▶ EXERCISE REQUIREMENTS
Gather up every line that includes the string "ylabel".

Figure contents as structured data
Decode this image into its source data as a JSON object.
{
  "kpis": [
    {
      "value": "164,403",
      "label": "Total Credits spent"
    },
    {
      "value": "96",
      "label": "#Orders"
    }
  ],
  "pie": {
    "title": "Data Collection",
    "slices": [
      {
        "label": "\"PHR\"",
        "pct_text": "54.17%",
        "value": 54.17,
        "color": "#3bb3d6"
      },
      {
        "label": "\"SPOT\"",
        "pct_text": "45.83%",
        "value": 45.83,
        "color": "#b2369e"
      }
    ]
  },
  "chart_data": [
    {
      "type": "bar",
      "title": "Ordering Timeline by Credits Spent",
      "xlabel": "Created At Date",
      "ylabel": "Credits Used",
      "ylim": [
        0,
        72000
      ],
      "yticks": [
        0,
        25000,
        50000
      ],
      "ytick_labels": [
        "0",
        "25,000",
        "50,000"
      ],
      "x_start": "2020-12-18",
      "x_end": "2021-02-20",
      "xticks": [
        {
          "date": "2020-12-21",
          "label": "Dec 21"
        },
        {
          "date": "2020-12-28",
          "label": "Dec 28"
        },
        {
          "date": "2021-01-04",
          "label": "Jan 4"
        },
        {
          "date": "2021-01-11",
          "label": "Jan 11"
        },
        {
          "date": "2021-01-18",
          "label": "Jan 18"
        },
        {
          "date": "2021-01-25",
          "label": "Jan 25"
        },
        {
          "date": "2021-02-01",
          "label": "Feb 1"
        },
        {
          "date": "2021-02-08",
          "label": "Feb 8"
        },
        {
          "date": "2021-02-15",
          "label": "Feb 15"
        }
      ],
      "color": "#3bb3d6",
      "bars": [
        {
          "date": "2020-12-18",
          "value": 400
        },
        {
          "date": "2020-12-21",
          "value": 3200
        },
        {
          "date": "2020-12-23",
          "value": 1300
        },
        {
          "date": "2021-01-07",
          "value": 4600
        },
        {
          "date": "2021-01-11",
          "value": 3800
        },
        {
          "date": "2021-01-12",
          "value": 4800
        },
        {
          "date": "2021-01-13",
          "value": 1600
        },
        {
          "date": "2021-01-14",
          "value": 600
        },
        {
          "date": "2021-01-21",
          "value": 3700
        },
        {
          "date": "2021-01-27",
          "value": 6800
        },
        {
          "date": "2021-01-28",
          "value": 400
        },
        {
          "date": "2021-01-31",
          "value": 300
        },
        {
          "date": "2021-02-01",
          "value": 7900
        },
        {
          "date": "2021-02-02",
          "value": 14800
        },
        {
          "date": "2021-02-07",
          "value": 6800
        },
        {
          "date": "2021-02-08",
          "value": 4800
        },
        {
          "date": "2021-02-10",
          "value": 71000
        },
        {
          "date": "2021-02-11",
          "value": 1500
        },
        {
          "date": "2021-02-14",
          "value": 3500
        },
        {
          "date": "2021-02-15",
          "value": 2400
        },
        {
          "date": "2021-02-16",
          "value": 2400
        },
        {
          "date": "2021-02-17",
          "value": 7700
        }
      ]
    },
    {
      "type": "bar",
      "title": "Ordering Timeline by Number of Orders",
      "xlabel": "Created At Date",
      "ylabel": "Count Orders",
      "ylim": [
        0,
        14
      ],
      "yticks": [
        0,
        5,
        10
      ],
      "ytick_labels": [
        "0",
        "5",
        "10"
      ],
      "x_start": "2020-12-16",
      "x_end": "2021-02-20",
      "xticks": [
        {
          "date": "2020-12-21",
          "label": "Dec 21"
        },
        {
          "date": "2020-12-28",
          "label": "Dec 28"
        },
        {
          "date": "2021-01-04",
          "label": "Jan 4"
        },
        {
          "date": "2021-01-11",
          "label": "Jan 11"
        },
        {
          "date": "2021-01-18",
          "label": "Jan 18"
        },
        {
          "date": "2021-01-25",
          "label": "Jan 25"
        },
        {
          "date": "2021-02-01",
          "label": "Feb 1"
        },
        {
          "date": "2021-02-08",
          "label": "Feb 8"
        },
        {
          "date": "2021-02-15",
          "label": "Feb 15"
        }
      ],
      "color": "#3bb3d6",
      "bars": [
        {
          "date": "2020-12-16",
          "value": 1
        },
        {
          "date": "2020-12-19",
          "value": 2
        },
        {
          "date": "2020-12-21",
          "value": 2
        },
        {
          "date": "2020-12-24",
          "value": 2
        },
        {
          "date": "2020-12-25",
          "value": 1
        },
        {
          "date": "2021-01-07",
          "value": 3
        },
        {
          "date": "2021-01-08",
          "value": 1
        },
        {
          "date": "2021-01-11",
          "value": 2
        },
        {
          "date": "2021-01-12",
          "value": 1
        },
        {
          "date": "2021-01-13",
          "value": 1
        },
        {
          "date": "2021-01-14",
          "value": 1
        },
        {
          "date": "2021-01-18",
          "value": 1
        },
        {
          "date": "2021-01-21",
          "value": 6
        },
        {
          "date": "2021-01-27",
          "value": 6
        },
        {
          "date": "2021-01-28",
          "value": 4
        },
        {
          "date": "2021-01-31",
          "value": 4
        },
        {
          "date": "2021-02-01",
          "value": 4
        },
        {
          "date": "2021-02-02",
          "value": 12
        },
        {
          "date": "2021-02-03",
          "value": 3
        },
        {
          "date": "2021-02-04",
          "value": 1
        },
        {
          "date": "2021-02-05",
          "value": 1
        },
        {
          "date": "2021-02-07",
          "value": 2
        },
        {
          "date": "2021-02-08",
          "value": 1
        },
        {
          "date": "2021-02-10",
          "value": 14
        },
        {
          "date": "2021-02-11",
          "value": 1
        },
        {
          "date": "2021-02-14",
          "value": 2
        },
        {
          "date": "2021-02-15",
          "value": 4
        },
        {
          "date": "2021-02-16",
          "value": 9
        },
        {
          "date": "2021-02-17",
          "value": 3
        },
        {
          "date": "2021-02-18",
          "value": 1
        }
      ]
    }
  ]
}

▶ OUTPUT BELOW
      "ylabel": "Credits Used",
      "ylabel": "Count Orders",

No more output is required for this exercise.